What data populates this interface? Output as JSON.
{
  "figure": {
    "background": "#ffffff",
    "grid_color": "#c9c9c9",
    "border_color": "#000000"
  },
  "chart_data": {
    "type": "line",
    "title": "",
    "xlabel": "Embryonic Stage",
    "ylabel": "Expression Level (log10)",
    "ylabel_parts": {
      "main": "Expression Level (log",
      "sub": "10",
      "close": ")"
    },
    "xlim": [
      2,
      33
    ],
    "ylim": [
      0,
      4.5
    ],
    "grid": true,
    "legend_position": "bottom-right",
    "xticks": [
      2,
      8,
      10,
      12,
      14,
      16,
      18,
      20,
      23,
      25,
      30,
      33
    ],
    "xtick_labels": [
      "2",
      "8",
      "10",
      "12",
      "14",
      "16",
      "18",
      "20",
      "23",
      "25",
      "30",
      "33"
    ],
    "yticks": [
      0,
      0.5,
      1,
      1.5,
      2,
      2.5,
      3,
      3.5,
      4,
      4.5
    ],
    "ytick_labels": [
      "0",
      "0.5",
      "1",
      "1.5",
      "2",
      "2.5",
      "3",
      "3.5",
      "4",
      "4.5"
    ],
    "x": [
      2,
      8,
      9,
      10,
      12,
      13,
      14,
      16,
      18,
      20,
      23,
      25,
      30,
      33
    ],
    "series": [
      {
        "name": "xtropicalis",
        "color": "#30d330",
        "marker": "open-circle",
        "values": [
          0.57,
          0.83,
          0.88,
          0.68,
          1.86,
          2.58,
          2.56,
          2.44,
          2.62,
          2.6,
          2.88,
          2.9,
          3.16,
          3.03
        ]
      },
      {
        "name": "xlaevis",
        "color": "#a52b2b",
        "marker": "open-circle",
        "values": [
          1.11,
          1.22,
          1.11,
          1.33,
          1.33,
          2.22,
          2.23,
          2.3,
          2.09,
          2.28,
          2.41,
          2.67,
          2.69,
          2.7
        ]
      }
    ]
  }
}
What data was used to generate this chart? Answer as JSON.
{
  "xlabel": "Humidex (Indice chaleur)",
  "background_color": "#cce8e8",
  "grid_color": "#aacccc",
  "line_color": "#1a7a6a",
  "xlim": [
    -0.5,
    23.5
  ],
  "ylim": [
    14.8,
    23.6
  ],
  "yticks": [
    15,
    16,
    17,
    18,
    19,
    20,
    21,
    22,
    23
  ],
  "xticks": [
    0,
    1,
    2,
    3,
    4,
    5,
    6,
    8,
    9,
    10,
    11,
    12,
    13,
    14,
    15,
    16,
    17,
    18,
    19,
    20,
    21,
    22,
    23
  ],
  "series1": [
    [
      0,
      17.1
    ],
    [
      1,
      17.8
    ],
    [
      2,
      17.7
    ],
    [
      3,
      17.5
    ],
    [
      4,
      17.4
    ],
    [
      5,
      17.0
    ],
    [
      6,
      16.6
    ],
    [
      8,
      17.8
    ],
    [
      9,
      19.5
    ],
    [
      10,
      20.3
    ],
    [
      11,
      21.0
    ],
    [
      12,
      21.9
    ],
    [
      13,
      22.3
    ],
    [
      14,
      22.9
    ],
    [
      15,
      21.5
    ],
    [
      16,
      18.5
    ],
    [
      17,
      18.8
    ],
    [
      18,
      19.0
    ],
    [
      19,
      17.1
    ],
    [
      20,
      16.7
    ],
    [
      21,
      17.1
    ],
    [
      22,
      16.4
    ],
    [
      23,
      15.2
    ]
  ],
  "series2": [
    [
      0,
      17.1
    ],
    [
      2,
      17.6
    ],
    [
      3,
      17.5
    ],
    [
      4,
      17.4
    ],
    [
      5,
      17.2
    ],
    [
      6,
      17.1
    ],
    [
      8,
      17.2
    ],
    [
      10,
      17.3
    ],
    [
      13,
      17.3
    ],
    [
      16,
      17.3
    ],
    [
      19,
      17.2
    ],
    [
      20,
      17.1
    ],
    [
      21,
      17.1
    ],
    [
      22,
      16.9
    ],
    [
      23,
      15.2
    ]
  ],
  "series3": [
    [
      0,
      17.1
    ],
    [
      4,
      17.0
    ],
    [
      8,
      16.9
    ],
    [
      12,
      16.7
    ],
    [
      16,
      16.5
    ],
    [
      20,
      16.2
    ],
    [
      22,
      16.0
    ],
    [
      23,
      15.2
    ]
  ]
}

■ ■ ■ ■ ■

Instructions to follow: Repeat all of the records above exactly as they appear.

Result of this task:
What data populates this interface? Output as JSON.
{
  "figure": {
    "background": "#ffffff",
    "grid_color": "#c9c9c9",
    "border_color": "#000000"
  },
  "chart_data": {
    "type": "line",
    "title": "",
    "xlabel": "Embryonic Stage",
    "ylabel": "Expression Level (log10)",
    "ylabel_parts": {
      "main": "Expression Level (log",
      "sub": "10",
      "close": ")"
    },
    "xlim": [
      2,
      33
    ],
    "ylim": [
      0,
      4.5
    ],
    "grid": true,
    "legend_position": "bottom-right",
    "xticks": [
      2,
      8,
      10,
      12,
      14,
      16,
      18,
      20,
      23,
      25,
      30,
      33
    ],
    "xtick_labels": [
      "2",
      "8",
      "10",
      "12",
      "14",
      "16",
      "18",
      "20",
      "23",
      "25",
      "30",
      "33"
    ],
    "yticks": [
      0,
      0.5,
      1,
      1.5,
      2,
      2.5,
      3,
      3.5,
      4,
      4.5
    ],
    "ytick_labels": [
      "0",
      "0.5",
      "1",
      "1.5",
      "2",
      "2.5",
      "3",
      "3.5",
      "4",
      "4.5"
    ],
    "x": [
      2,
      8,
      9,
      10,
      12,
      13,
      14,
      16,
      18,
      20,
      23,
      25,
      30,
      33
    ],
    "series": [
      {
        "name": "xtropicalis",
        "color": "#30d330",
        "marker": "open-circle",
        "values": [
          0.57,
          0.83,
          0.88,
          0.68,
          1.86,
          2.58,
          2.56,
          2.44,
          2.62,
          2.6,
          2.88,
          2.9,
          3.16,
          3.03
        ]
      },
      {
        "name": "xlaevis",
        "color": "#a52b2b",
        "marker": "open-circle",
        "values": [
          1.11,
          1.22,
          1.11,
          1.33,
          1.33,
          2.22,
          2.23,
          2.3,
          2.09,
          2.28,
          2.41,
          2.67,
          2.69,
          2.7
        ]
      }
    ]
  }
}
What data was used to generate this chart? Answer as JSON.
{
  "xlabel": "Humidex (Indice chaleur)",
  "background_color": "#cce8e8",
  "grid_color": "#aacccc",
  "line_color": "#1a7a6a",
  "xlim": [
    -0.5,
    23.5
  ],
  "ylim": [
    14.8,
    23.6
  ],
  "yticks": [
    15,
    16,
    17,
    18,
    19,
    20,
    21,
    22,
    23
  ],
  "xticks": [
    0,
    1,
    2,
    3,
    4,
    5,
    6,
    8,
    9,
    10,
    11,
    12,
    13,
    14,
    15,
    16,
    17,
    18,
    19,
    20,
    21,
    22,
    23
  ],
  "series1": [
    [
      0,
      17.1
    ],
    [
      1,
      17.8
    ],
    [
      2,
      17.7
    ],
    [
      3,
      17.5
    ],
    [
      4,
      17.4
    ],
    [
      5,
      17.0
    ],
    [
      6,
      16.6
    ],
    [
      8,
      17.8
    ],
    [
      9,
      19.5
    ],
    [
      10,
      20.3
    ],
    [
      11,
      21.0
    ],
    [
      12,
      21.9
    ],
    [
      13,
      22.3
    ],
    [
      14,
      22.9
    ],
    [
      15,
      21.5
    ],
    [
      16,
      18.5
    ],
    [
      17,
      18.8
    ],
    [
      18,
      19.0
    ],
    [
      19,
      17.1
    ],
    [
      20,
      16.7
    ],
    [
      21,
      17.1
    ],
    [
      22,
      16.4
    ],
    [
      23,
      15.2
    ]
  ],
  "series2": [
    [
      0,
      17.1
    ],
    [
      2,
      17.6
    ],
    [
      3,
      17.5
    ],
    [
      4,
      17.4
    ],
    [
      5,
      17.2
    ],
    [
      6,
      17.1
    ],
    [
      8,
      17.2
    ],
    [
      10,
      17.3
    ],
    [
      13,
      17.3
    ],
    [
      16,
      17.3
    ],
    [
      19,
      17.2
    ],
    [
      20,
      17.1
    ],
    [
      21,
      17.1
    ],
    [
      22,
      16.9
    ],
    [
      23,
      15.2
    ]
  ],
  "series3": [
    [
      0,
      17.1
    ],
    [
      4,
      17.0
    ],
    [
      8,
      16.9
    ],
    [
      12,
      16.7
    ],
    [
      16,
      16.5
    ],
    [
      20,
      16.2
    ],
    [
      22,
      16.0
    ],
    [
      23,
      15.2
    ]
  ]
}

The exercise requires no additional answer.